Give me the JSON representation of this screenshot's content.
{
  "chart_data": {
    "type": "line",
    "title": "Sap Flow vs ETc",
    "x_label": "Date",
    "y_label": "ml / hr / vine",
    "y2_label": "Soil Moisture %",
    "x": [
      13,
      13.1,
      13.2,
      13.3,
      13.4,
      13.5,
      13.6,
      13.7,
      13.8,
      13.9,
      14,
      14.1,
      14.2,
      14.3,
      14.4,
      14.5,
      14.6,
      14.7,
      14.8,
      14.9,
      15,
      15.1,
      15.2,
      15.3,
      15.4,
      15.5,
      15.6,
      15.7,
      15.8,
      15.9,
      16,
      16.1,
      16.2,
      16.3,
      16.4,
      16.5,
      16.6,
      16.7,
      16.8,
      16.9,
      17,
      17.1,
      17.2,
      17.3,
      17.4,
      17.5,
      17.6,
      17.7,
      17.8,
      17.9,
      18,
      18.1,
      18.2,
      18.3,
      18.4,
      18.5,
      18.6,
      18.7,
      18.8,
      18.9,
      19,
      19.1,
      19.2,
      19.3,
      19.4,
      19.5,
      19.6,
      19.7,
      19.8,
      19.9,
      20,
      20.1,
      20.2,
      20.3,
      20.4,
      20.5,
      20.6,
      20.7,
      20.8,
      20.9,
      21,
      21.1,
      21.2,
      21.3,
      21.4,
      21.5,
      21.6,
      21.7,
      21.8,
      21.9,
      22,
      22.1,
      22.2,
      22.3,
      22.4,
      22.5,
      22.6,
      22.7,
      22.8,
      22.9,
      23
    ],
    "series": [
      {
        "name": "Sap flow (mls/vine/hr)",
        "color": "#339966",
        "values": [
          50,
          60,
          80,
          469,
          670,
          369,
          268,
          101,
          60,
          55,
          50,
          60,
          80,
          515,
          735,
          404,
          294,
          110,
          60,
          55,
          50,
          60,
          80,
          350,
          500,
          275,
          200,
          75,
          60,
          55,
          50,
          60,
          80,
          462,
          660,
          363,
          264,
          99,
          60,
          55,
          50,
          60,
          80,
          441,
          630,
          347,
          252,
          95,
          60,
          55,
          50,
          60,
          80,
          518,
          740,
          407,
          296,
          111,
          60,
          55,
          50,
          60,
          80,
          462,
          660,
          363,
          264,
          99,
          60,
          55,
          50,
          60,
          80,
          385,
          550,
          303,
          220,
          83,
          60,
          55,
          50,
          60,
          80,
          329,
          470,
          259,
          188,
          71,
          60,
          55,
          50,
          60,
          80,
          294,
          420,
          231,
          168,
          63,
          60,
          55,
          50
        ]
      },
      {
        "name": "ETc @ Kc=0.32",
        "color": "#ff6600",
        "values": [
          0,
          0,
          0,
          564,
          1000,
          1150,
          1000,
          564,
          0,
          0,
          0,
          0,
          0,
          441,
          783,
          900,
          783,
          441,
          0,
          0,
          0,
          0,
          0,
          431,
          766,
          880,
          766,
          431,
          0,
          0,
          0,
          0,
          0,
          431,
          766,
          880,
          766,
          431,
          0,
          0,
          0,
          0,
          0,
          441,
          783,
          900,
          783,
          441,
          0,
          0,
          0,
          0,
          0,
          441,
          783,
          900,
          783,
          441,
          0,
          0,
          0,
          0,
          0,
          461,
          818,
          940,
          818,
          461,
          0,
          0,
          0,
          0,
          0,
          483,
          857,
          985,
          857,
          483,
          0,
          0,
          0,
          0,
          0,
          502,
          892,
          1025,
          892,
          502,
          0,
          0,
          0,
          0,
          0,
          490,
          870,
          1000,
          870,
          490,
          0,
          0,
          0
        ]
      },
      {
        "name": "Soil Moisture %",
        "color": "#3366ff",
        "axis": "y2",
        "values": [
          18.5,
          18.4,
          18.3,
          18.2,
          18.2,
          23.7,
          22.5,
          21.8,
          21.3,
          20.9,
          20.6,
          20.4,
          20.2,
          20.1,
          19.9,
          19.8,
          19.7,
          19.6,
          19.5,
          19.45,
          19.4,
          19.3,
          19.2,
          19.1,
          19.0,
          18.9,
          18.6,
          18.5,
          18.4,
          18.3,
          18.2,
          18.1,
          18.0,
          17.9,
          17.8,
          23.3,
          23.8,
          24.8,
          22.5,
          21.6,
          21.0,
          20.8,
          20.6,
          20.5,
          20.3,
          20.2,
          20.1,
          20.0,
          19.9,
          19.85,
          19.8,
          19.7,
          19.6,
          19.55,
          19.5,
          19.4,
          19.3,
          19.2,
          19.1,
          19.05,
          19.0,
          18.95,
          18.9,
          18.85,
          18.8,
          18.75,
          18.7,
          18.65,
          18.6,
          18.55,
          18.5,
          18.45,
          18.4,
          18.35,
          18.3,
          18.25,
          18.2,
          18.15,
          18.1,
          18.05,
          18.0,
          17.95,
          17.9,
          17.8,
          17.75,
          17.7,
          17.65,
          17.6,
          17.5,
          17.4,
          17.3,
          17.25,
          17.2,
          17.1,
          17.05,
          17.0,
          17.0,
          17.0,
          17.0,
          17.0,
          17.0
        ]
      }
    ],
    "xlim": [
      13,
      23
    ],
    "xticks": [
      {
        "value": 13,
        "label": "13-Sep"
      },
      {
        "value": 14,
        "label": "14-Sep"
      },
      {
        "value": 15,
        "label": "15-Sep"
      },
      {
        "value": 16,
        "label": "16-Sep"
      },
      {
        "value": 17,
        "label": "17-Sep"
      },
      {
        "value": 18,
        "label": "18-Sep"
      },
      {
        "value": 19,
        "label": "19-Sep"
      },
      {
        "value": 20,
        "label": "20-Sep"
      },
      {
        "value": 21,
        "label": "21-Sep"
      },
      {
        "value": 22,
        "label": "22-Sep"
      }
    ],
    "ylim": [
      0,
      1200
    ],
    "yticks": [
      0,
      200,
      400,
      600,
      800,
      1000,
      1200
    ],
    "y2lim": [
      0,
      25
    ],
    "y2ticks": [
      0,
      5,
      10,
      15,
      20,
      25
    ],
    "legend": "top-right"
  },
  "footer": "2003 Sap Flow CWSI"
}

┄┄┄┄┄┄┄┄┄┄┄┄┄┄┄┄┄┄┄┄

# [Goal of the exercise]
Which lines hold the string "Moisture"? List them all.

# [Task solution]
    "y2_label": "Soil Moisture %",
        "name": "Soil Moisture %",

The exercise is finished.